[Records from a dataset]
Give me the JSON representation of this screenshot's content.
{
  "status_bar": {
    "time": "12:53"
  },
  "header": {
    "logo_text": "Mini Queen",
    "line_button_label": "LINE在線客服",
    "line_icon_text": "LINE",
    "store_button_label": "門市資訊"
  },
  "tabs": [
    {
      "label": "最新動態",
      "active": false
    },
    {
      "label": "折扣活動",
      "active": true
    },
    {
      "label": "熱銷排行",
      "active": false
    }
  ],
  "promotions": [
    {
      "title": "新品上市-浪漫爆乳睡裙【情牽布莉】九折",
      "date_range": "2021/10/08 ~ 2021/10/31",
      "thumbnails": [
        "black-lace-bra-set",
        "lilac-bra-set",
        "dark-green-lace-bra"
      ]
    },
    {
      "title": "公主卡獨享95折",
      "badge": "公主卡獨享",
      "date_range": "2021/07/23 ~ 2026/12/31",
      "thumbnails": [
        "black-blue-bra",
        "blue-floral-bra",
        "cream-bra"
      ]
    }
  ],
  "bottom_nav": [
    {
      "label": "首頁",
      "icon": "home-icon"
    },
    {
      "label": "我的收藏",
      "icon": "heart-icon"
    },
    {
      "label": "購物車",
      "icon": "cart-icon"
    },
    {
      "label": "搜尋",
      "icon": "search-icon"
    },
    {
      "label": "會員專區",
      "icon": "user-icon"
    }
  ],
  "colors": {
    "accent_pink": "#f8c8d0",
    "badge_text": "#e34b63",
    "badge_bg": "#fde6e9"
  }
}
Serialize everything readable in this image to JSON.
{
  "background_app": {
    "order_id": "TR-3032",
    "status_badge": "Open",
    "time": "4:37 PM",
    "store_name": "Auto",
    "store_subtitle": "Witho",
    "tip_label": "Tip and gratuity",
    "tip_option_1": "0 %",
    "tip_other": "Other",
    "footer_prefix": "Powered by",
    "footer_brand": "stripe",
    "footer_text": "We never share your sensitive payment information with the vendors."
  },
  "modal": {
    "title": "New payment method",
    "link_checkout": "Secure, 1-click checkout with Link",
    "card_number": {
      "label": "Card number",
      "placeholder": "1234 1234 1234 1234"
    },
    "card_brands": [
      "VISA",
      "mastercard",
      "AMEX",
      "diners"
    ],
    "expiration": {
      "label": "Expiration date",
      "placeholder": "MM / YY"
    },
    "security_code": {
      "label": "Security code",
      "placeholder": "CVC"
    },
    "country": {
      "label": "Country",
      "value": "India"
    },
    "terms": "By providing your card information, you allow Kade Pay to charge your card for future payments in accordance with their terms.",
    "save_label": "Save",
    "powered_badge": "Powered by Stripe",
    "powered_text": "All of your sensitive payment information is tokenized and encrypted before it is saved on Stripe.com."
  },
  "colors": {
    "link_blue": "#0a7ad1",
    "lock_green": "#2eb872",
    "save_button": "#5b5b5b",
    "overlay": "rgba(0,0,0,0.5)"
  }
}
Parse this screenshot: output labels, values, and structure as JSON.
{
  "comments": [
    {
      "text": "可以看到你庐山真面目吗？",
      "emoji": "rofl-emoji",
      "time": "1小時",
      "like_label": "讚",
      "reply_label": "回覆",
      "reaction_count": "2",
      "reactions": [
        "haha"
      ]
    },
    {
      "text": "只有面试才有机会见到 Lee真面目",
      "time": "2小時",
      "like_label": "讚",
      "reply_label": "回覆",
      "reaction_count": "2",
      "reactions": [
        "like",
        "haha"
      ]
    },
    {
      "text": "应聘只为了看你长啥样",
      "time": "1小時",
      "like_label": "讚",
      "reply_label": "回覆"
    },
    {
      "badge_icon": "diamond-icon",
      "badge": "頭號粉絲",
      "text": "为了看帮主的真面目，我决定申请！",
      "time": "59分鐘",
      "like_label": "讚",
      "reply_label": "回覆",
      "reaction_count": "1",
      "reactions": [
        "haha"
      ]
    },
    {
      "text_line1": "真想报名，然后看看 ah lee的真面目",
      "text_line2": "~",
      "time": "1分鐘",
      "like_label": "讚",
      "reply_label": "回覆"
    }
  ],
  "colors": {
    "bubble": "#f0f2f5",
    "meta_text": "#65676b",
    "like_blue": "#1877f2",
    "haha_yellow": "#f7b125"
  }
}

→ **WHAT IS EXPECTED**
The listing above should be transcribed in full, exactly as written.

→ **SOLVED EXERCISE**
Give me the JSON representation of this screenshot's content.
{
  "status_bar": {
    "time": "12:53"
  },
  "header": {
    "logo_text": "Mini Queen",
    "line_button_label": "LINE在線客服",
    "line_icon_text": "LINE",
    "store_button_label": "門市資訊"
  },
  "tabs": [
    {
      "label": "最新動態",
      "active": false
    },
    {
      "label": "折扣活動",
      "active": true
    },
    {
      "label": "熱銷排行",
      "active": false
    }
  ],
  "promotions": [
    {
      "title": "新品上市-浪漫爆乳睡裙【情牽布莉】九折",
      "date_range": "2021/10/08 ~ 2021/10/31",
      "thumbnails": [
        "black-lace-bra-set",
        "lilac-bra-set",
        "dark-green-lace-bra"
      ]
    },
    {
      "title": "公主卡獨享95折",
      "badge": "公主卡獨享",
      "date_range": "2021/07/23 ~ 2026/12/31",
      "thumbnails": [
        "black-blue-bra",
        "blue-floral-bra",
        "cream-bra"
      ]
    }
  ],
  "bottom_nav": [
    {
      "label": "首頁",
      "icon": "home-icon"
    },
    {
      "label": "我的收藏",
      "icon": "heart-icon"
    },
    {
      "label": "購物車",
      "icon": "cart-icon"
    },
    {
      "label": "搜尋",
      "icon": "search-icon"
    },
    {
      "label": "會員專區",
      "icon": "user-icon"
    }
  ],
  "colors": {
    "accent_pink": "#f8c8d0",
    "badge_text": "#e34b63",
    "badge_bg": "#fde6e9"
  }
}
Serialize everything readable in this image to JSON.
{
  "background_app": {
    "order_id": "TR-3032",
    "status_badge": "Open",
    "time": "4:37 PM",
    "store_name": "Auto",
    "store_subtitle": "Witho",
    "tip_label": "Tip and gratuity",
    "tip_option_1": "0 %",
    "tip_other": "Other",
    "footer_prefix": "Powered by",
    "footer_brand": "stripe",
    "footer_text": "We never share your sensitive payment information with the vendors."
  },
  "modal": {
    "title": "New payment method",
    "link_checkout": "Secure, 1-click checkout with Link",
    "card_number": {
      "label": "Card number",
      "placeholder": "1234 1234 1234 1234"
    },
    "card_brands": [
      "VISA",
      "mastercard",
      "AMEX",
      "diners"
    ],
    "expiration": {
      "label": "Expiration date",
      "placeholder": "MM / YY"
    },
    "security_code": {
      "label": "Security code",
      "placeholder": "CVC"
    },
    "country": {
      "label": "Country",
      "value": "India"
    },
    "terms": "By providing your card information, you allow Kade Pay to charge your card for future payments in accordance with their terms.",
    "save_label": "Save",
    "powered_badge": "Powered by Stripe",
    "powered_text": "All of your sensitive payment information is tokenized and encrypted before it is saved on Stripe.com."
  },
  "colors": {
    "link_blue": "#0a7ad1",
    "lock_green": "#2eb872",
    "save_button": "#5b5b5b",
    "overlay": "rgba(0,0,0,0.5)"
  }
}
Parse this screenshot: output labels, values, and structure as JSON.
{
  "comments": [
    {
      "text": "可以看到你庐山真面目吗？",
      "emoji": "rofl-emoji",
      "time": "1小時",
      "like_label": "讚",
      "reply_label": "回覆",
      "reaction_count": "2",
      "reactions": [
        "haha"
      ]
    },
    {
      "text": "只有面试才有机会见到 Lee真面目",
      "time": "2小時",
      "like_label": "讚",
      "reply_label": "回覆",
      "reaction_count": "2",
      "reactions": [
        "like",
        "haha"
      ]
    },
    {
      "text": "应聘只为了看你长啥样",
      "time": "1小時",
      "like_label": "讚",
      "reply_label": "回覆"
    },
    {
      "badge_icon": "diamond-icon",
      "badge": "頭號粉絲",
      "text": "为了看帮主的真面目，我决定申请！",
      "time": "59分鐘",
      "like_label": "讚",
      "reply_label": "回覆",
      "reaction_count": "1",
      "reactions": [
        "haha"
      ]
    },
    {
      "text_line1": "真想报名，然后看看 ah lee的真面目",
      "text_line2": "~",
      "time": "1分鐘",
      "like_label": "讚",
      "reply_label": "回覆"
    }
  ],
  "colors": {
    "bubble": "#f0f2f5",
    "meta_text": "#65676b",
    "like_blue": "#1877f2",
    "haha_yellow": "#f7b125"
  }
}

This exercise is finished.